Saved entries

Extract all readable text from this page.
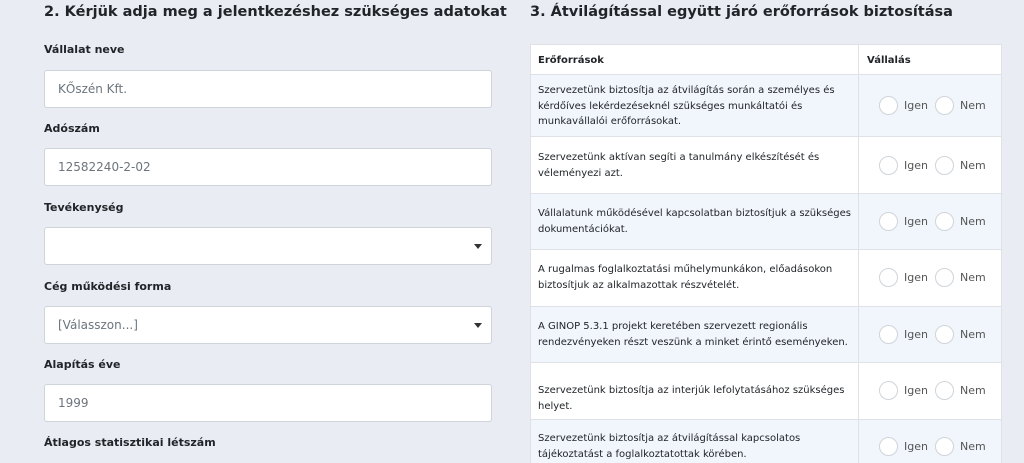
2. Kérjük adja meg a jelentkezéshez szükséges adatokat
Vállalat neve
KŐszén Kft.
Adószám
12582240-2-02
Tevékenység
Cég működési forma
[Válasszon...]
Alapítás éve
1999
Átlagos statisztikai létszám
3. Átvilágítással együtt járó erőforrások biztosítása
Erőforrások	Vállalás
Szervezetünk biztosítja az átvilágítás során a személyes és kérdőíves lekérdezéseknél szükséges munkáltatói és munkavállalói erőforrásokat.
Igen	Nem
Szervezetünk aktívan segíti a tanulmány elkészítését és véleményezi azt.
Igen	Nem
Vállalatunk működésével kapcsolatban biztosítjuk a szükséges dokumentációkat.
Igen	Nem
A rugalmas foglalkoztatási műhelymunkákon, előadásokon biztosítjuk az alkalmazottak részvételét.
Igen	Nem
A GINOP 5.3.1 projekt keretében szervezett regionális rendezvényeken részt veszünk a minket érintő eseményeken.
Igen	Nem
Szervezetünk biztosítja az interjúk lefolytatásához szükséges helyet.
Igen	Nem
Szervezetünk biztosítja az átvilágítással kapcsolatos tájékoztatást a foglalkoztatottak körében.
Igen	Nem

▶ **Aim of the exercise**: Write the records out again in full, exactly, and skip every picture.

▶ **Problem solution**:
Extract all readable text from this page.
2. Kérjük adja meg a jelentkezéshez szükséges adatokat
Vállalat neve
KŐszén Kft.
Adószám
12582240-2-02
Tevékenység
Cég működési forma
[Válasszon...]
Alapítás éve
1999
Átlagos statisztikai létszám
3. Átvilágítással együtt járó erőforrások biztosítása
Erőforrások	Vállalás
Szervezetünk biztosítja az átvilágítás során a személyes és kérdőíves lekérdezéseknél szükséges munkáltatói és munkavállalói erőforrásokat.
Igen	Nem
Szervezetünk aktívan segíti a tanulmány elkészítését és véleményezi azt.
Igen	Nem
Vállalatunk működésével kapcsolatban biztosítjuk a szükséges dokumentációkat.
Igen	Nem
A rugalmas foglalkoztatási műhelymunkákon, előadásokon biztosítjuk az alkalmazottak részvételét.
Igen	Nem
A GINOP 5.3.1 projekt keretében szervezett regionális rendezvényeken részt veszünk a minket érintő eseményeken.
Igen	Nem
Szervezetünk biztosítja az interjúk lefolytatásához szükséges helyet.
Igen	Nem
Szervezetünk biztosítja az átvilágítással kapcsolatos tájékoztatást a foglalkoztatottak körében.
Igen	Nem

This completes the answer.